* [Written task]
Copy every line in which the string "მივლინებულ" occurs.

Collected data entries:
:::

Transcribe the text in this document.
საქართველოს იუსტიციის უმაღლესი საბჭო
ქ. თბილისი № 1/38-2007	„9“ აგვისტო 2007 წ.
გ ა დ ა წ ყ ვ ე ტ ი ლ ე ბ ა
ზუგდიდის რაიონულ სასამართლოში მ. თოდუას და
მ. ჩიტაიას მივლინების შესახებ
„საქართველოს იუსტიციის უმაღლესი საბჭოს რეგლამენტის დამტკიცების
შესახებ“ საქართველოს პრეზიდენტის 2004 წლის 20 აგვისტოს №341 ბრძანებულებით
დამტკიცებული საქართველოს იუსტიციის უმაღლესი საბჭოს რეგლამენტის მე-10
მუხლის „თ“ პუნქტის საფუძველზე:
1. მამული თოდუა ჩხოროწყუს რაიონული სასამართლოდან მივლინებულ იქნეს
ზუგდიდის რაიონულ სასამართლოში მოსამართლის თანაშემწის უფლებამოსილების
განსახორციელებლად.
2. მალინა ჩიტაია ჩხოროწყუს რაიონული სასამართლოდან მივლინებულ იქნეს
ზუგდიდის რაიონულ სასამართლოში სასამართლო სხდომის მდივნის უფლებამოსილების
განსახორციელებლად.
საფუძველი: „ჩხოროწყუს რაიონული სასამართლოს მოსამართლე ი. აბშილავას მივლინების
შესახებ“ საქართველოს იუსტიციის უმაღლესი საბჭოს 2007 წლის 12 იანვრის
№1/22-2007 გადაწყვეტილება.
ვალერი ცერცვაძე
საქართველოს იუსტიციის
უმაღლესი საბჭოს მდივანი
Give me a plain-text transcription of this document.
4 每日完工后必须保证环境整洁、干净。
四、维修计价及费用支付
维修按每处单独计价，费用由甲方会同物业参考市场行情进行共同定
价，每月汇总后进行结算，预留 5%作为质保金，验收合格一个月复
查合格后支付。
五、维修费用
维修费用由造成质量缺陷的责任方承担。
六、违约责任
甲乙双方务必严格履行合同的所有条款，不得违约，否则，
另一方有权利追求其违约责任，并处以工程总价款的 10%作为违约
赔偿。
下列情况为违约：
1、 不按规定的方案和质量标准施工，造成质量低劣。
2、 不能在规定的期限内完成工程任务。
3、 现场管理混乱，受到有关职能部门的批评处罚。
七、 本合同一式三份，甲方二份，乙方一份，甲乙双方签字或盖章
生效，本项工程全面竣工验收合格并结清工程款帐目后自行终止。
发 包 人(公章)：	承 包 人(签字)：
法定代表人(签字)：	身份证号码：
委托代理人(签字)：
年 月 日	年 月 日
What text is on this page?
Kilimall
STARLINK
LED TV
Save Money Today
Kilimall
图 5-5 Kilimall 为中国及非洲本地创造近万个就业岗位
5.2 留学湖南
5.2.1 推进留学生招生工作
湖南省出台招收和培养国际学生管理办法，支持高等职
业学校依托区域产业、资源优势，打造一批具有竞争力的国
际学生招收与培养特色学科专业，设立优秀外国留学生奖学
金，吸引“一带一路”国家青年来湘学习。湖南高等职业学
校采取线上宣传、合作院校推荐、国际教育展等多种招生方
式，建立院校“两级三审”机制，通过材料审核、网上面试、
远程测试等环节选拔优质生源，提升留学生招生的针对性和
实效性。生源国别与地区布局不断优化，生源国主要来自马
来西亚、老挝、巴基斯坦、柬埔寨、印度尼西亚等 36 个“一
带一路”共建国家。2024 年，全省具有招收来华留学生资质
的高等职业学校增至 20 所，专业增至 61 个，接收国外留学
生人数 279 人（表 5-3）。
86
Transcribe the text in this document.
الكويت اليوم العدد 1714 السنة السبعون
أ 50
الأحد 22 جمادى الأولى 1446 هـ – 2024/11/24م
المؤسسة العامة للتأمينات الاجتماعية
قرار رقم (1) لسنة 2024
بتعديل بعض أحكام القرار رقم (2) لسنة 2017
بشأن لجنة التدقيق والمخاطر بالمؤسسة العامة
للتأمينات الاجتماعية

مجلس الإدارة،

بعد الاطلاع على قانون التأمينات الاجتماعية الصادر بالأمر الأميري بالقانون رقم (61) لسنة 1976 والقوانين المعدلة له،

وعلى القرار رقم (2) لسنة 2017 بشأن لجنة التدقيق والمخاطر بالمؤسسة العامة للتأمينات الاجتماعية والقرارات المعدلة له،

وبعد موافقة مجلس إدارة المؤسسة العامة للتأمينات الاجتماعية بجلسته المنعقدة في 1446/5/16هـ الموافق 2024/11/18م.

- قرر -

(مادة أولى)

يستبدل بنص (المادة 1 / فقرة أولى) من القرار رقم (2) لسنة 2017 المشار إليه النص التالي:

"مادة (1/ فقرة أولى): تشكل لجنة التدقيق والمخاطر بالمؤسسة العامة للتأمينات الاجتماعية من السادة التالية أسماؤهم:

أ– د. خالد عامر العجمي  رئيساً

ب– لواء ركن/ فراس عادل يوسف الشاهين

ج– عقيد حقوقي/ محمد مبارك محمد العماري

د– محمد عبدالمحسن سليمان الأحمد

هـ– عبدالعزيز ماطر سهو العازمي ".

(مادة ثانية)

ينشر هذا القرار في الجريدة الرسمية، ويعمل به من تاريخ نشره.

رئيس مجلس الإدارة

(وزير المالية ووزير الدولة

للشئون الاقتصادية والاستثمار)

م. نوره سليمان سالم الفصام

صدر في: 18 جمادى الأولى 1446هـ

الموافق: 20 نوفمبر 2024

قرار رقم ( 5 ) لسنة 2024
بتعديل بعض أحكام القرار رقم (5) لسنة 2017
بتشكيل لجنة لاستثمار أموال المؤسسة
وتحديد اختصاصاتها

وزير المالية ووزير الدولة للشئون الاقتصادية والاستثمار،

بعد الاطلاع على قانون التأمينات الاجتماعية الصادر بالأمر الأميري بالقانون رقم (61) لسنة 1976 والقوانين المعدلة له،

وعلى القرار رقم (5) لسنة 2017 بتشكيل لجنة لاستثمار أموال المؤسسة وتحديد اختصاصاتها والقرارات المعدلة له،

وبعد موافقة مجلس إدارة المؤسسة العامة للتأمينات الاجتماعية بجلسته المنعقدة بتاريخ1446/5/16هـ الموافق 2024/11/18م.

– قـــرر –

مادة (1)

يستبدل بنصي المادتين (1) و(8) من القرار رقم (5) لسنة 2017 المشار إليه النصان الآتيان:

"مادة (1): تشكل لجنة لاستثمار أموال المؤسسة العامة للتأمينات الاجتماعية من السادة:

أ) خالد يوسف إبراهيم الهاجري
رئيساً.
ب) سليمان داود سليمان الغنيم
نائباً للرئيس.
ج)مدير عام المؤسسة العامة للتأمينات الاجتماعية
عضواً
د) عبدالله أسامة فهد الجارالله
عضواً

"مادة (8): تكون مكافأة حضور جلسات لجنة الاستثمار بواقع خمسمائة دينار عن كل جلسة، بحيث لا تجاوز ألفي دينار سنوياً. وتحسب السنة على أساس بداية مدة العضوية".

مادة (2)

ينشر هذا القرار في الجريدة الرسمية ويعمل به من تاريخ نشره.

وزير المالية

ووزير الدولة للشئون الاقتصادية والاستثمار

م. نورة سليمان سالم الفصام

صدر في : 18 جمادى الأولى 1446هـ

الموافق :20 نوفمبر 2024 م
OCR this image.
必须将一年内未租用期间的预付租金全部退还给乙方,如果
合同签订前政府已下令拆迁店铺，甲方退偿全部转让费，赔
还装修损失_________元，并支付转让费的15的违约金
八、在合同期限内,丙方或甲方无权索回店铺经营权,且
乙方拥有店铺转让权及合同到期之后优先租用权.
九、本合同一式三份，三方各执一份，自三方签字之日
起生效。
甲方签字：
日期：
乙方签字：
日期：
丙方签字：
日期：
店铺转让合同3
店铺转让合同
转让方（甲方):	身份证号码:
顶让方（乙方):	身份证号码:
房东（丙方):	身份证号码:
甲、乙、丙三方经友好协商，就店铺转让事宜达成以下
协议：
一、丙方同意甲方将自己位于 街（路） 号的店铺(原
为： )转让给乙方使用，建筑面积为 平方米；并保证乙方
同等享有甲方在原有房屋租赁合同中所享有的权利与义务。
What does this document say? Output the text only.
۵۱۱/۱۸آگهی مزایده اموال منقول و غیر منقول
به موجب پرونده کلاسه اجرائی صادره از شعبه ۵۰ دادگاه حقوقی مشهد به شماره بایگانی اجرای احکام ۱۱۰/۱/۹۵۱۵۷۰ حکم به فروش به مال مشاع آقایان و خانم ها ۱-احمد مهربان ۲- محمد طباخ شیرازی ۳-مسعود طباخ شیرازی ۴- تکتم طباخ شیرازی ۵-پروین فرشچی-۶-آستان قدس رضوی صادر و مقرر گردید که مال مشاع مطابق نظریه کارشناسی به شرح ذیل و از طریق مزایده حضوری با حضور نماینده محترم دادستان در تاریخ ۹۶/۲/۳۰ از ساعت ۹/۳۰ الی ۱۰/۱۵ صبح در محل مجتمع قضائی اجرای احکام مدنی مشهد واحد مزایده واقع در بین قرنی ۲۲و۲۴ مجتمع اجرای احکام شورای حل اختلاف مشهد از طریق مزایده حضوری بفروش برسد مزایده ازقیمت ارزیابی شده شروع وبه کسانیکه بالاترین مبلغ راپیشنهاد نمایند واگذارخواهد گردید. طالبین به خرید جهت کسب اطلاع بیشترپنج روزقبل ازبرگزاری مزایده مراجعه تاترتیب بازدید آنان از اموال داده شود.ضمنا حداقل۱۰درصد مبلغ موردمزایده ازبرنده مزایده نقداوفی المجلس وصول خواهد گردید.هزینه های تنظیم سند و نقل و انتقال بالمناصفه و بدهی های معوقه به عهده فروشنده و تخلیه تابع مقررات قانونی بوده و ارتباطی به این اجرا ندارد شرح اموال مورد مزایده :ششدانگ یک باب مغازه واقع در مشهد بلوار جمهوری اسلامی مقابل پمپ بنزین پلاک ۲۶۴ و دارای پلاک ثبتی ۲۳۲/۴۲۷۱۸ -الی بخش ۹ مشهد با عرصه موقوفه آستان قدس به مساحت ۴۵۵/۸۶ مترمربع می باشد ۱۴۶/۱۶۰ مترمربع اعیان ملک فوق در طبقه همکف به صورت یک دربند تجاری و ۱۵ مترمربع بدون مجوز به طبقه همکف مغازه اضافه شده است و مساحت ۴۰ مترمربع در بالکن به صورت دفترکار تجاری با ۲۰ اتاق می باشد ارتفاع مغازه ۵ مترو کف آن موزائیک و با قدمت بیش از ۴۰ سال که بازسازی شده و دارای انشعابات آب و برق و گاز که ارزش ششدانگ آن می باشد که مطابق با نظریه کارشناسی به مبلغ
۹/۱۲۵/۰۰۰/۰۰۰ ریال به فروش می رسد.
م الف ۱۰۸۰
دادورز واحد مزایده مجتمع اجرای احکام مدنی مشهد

:::

* [Problem solution]
1. მამული თოდუა ჩხოროწყუს რაიონული სასამართლოდან მივლინებულ იქნეს
2. მალინა ჩიტაია ჩხოროწყუს რაიონული სასამართლოდან მივლინებულ იქნეს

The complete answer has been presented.